RECORDED DATA.
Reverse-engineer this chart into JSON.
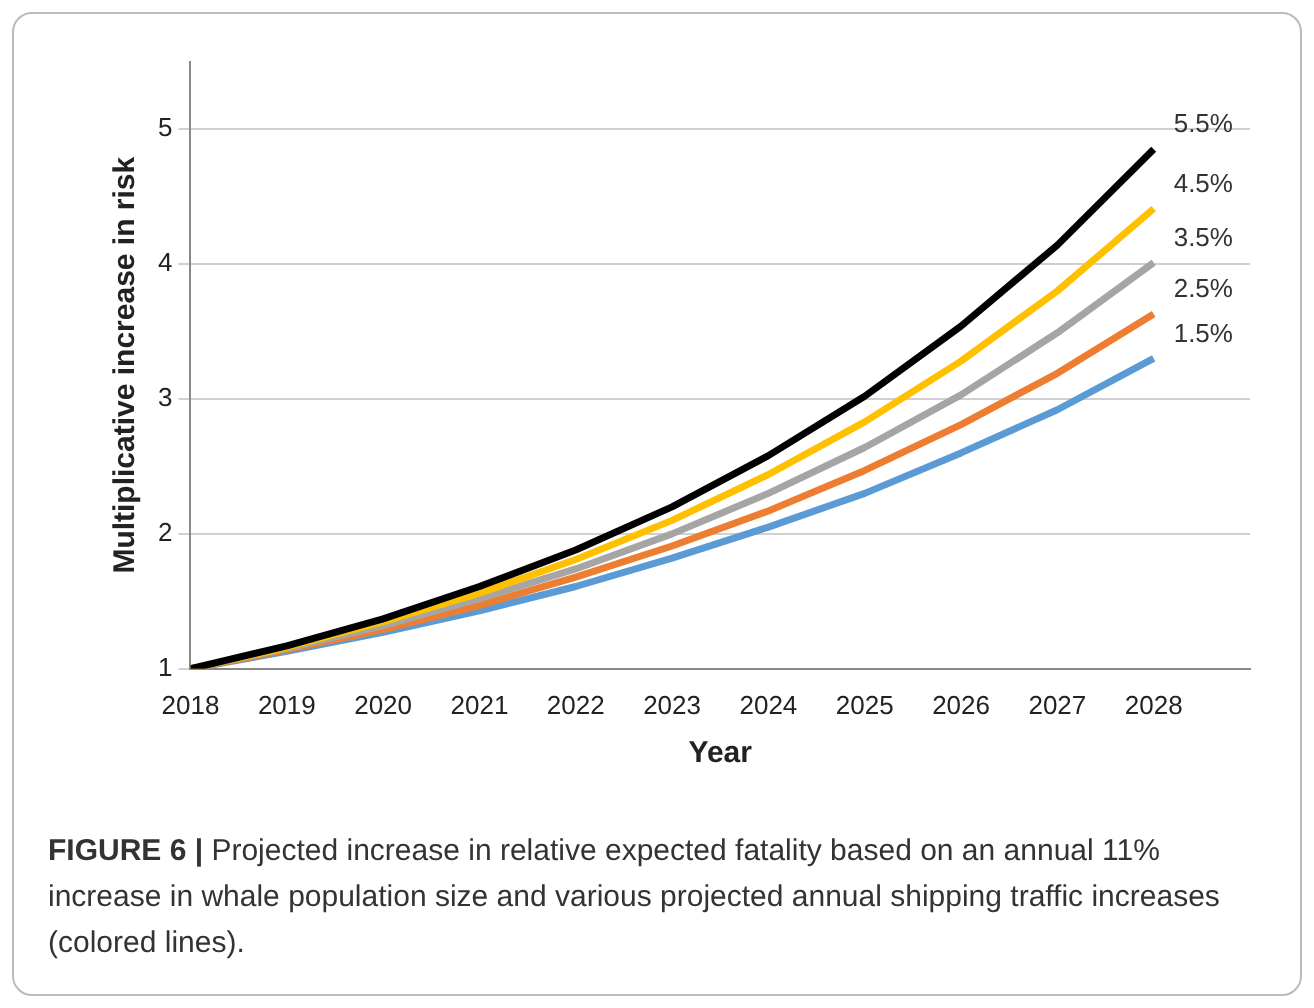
{
  "chart_data": {
    "type": "line",
    "xlabel": "Year",
    "ylabel": "Multiplicative increase in risk",
    "x": [
      2018,
      2019,
      2020,
      2021,
      2022,
      2023,
      2024,
      2025,
      2026,
      2027,
      2028
    ],
    "series": [
      {
        "name": "5.5%",
        "color": "#000000",
        "values": [
          1,
          1.17,
          1.37,
          1.61,
          1.88,
          2.2,
          2.58,
          3.02,
          3.54,
          4.14,
          4.85
        ]
      },
      {
        "name": "4.5%",
        "color": "#ffc000",
        "values": [
          1,
          1.16,
          1.35,
          1.56,
          1.81,
          2.1,
          2.44,
          2.83,
          3.28,
          3.8,
          4.41
        ]
      },
      {
        "name": "3.5%",
        "color": "#a5a5a5",
        "values": [
          1,
          1.15,
          1.32,
          1.52,
          1.74,
          2,
          2.3,
          2.64,
          3.03,
          3.49,
          4.01
        ]
      },
      {
        "name": "2.5%",
        "color": "#ed7d31",
        "values": [
          1,
          1.14,
          1.29,
          1.47,
          1.68,
          1.91,
          2.17,
          2.47,
          2.81,
          3.19,
          3.63
        ]
      },
      {
        "name": "1.5%",
        "color": "#5b9bd5",
        "values": [
          1,
          1.13,
          1.27,
          1.43,
          1.61,
          1.82,
          2.05,
          2.3,
          2.6,
          2.92,
          3.3
        ]
      }
    ],
    "xlim": [
      2018,
      2029
    ],
    "xticks": [
      2018,
      2019,
      2020,
      2021,
      2022,
      2023,
      2024,
      2025,
      2026,
      2027,
      2028
    ],
    "ylim": [
      1,
      5.5
    ],
    "yticks": [
      1,
      2,
      3,
      4,
      5
    ],
    "grid": "y",
    "legend": false,
    "marker": "none",
    "line_style": "solid",
    "annotations": [
      "FIGURE 6 | Projected increase in relative expected fatality based on an annual 11% increase in whale population size and various projected annual shipping traffic increases (colored lines)."
    ]
  }
}
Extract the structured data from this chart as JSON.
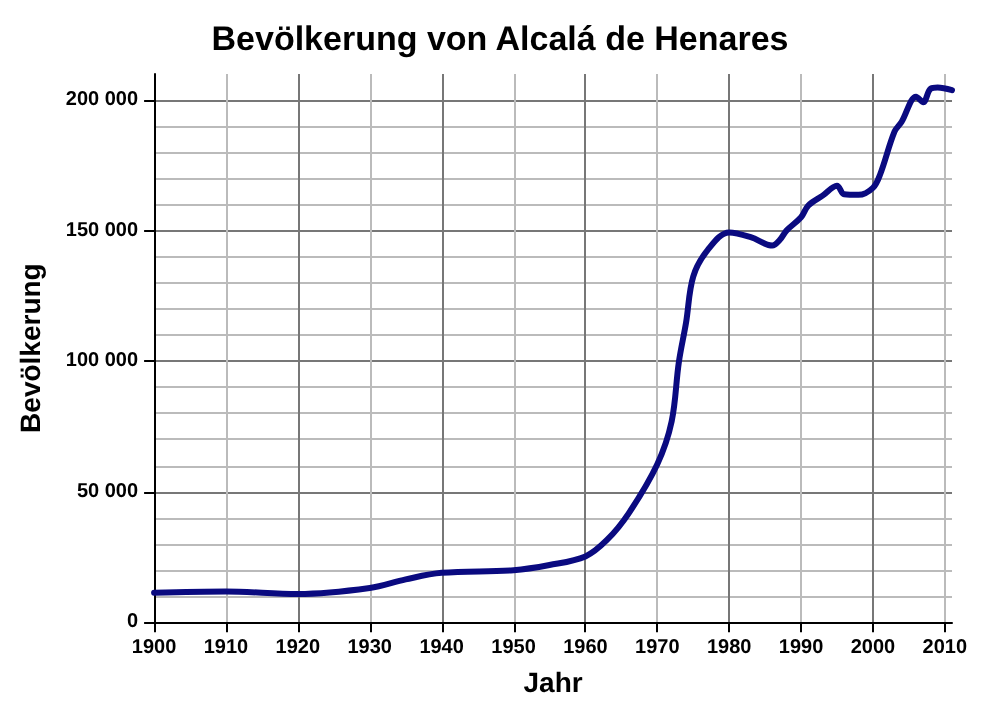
{
  "chart_data": {
    "type": "line",
    "title": "Bevölkerung von Alcalá de Henares",
    "xlabel": "Jahr",
    "ylabel": "Bevölkerung",
    "x": [
      1900,
      1910,
      1920,
      1930,
      1935,
      1940,
      1950,
      1955,
      1960,
      1963,
      1966,
      1970,
      1972,
      1973,
      1974,
      1975,
      1977,
      1980,
      1983,
      1986,
      1987,
      1988,
      1990,
      1991,
      1993,
      1995,
      1996,
      1998,
      2000,
      2001,
      2003,
      2004,
      2006,
      2007,
      2008,
      2009,
      2011
    ],
    "series": [
      {
        "color": "#0a0a80",
        "values": [
          11300,
          11800,
          10800,
          13100,
          16400,
          18900,
          19900,
          21900,
          25200,
          31500,
          41600,
          60500,
          76900,
          99600,
          114700,
          132400,
          142500,
          149300,
          147500,
          144300,
          146300,
          150100,
          155100,
          159600,
          163400,
          167200,
          163900,
          163700,
          166400,
          171500,
          187900,
          191700,
          201300,
          199200,
          204300,
          204800,
          203800
        ]
      }
    ],
    "xlim": [
      1900,
      2011
    ],
    "xticks": [
      1900,
      1910,
      1920,
      1930,
      1940,
      1950,
      1960,
      1970,
      1980,
      1990,
      2000,
      2010
    ],
    "ylim": [
      0,
      210000
    ],
    "yticks": [
      0,
      {
        "value": 50000,
        "label": "50 000"
      },
      {
        "value": 100000,
        "label": "100 000"
      },
      {
        "value": 150000,
        "label": "150 000"
      },
      {
        "value": 200000,
        "label": "200 000"
      }
    ],
    "grid": true,
    "marker": "none",
    "line_style": "solid"
  }
}
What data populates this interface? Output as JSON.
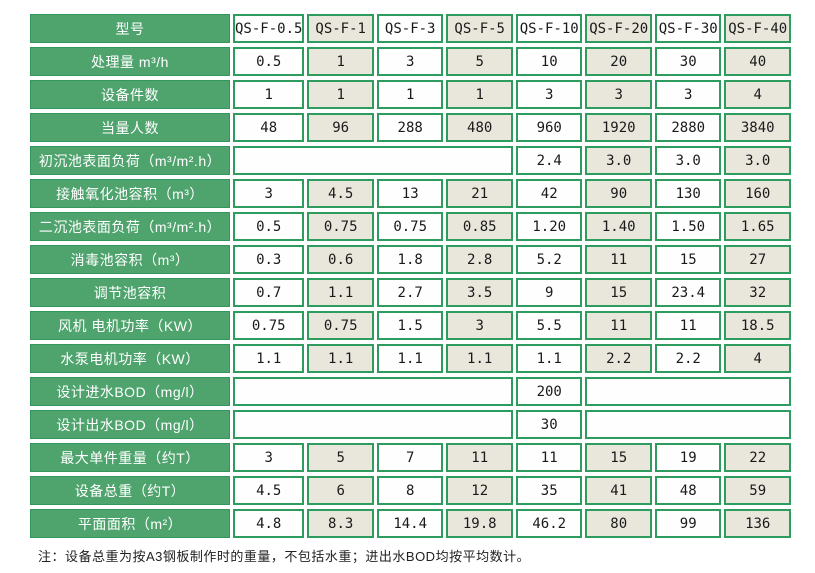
{
  "table": {
    "header_label": "型号",
    "models": [
      "QS-F-0.5",
      "QS-F-1",
      "QS-F-3",
      "QS-F-5",
      "QS-F-10",
      "QS-F-20",
      "QS-F-30",
      "QS-F-40"
    ],
    "rows": [
      {
        "label": "处理量 m³/h",
        "cells": [
          "0.5",
          "1",
          "3",
          "5",
          "10",
          "20",
          "30",
          "40"
        ]
      },
      {
        "label": "设备件数",
        "cells": [
          "1",
          "1",
          "1",
          "1",
          "3",
          "3",
          "3",
          "4"
        ]
      },
      {
        "label": "当量人数",
        "cells": [
          "48",
          "96",
          "288",
          "480",
          "960",
          "1920",
          "2880",
          "3840"
        ]
      },
      {
        "label": "初沉池表面负荷（m³/m².h）",
        "cells": [
          {
            "span": 4,
            "text": ""
          },
          "2.4",
          "3.0",
          "3.0",
          "3.0"
        ]
      },
      {
        "label": "接触氧化池容积（m³）",
        "cells": [
          "3",
          "4.5",
          "13",
          "21",
          "42",
          "90",
          "130",
          "160"
        ]
      },
      {
        "label": "二沉池表面负荷（m³/m².h）",
        "cells": [
          "0.5",
          "0.75",
          "0.75",
          "0.85",
          "1.20",
          "1.40",
          "1.50",
          "1.65"
        ]
      },
      {
        "label": "消毒池容积（m³）",
        "cells": [
          "0.3",
          "0.6",
          "1.8",
          "2.8",
          "5.2",
          "11",
          "15",
          "27"
        ]
      },
      {
        "label": "调节池容积",
        "cells": [
          "0.7",
          "1.1",
          "2.7",
          "3.5",
          "9",
          "15",
          "23.4",
          "32"
        ]
      },
      {
        "label": "风机 电机功率（KW）",
        "cells": [
          "0.75",
          "0.75",
          "1.5",
          "3",
          "5.5",
          "11",
          "11",
          "18.5"
        ]
      },
      {
        "label": "水泵电机功率（KW）",
        "cells": [
          "1.1",
          "1.1",
          "1.1",
          "1.1",
          "1.1",
          "2.2",
          "2.2",
          "4"
        ]
      },
      {
        "label": "设计进水BOD（mg/l）",
        "cells": [
          {
            "span": 4,
            "text": ""
          },
          "200",
          {
            "span": 3,
            "text": ""
          }
        ]
      },
      {
        "label": "设计出水BOD（mg/l）",
        "cells": [
          {
            "span": 4,
            "text": ""
          },
          "30",
          {
            "span": 3,
            "text": ""
          }
        ]
      },
      {
        "label": "最大单件重量（约T）",
        "cells": [
          "3",
          "5",
          "7",
          "11",
          "11",
          "15",
          "19",
          "22"
        ]
      },
      {
        "label": "设备总重（约T）",
        "cells": [
          "4.5",
          "6",
          "8",
          "12",
          "35",
          "41",
          "48",
          "59"
        ]
      },
      {
        "label": "平面面积（m²）",
        "cells": [
          "4.8",
          "8.3",
          "14.4",
          "19.8",
          "46.2",
          "80",
          "99",
          "136"
        ]
      }
    ]
  },
  "note": "注：设备总重为按A3钢板制作时的重量，不包括水重；进出水BOD均按平均数计。",
  "colors": {
    "label_green": "#4fa46e",
    "border_green": "#2f9c5f",
    "alt_beige": "#e9e6dc",
    "cell_white": "#fefefe"
  }
}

DIRECTIONS.
Filter out all lines lacking the word "Bevölkerung" and copy the rest.

RIGHT ANSWER.
    "title": "Bevölkerung von Alcalá de Henares",
    "ylabel": "Bevölkerung",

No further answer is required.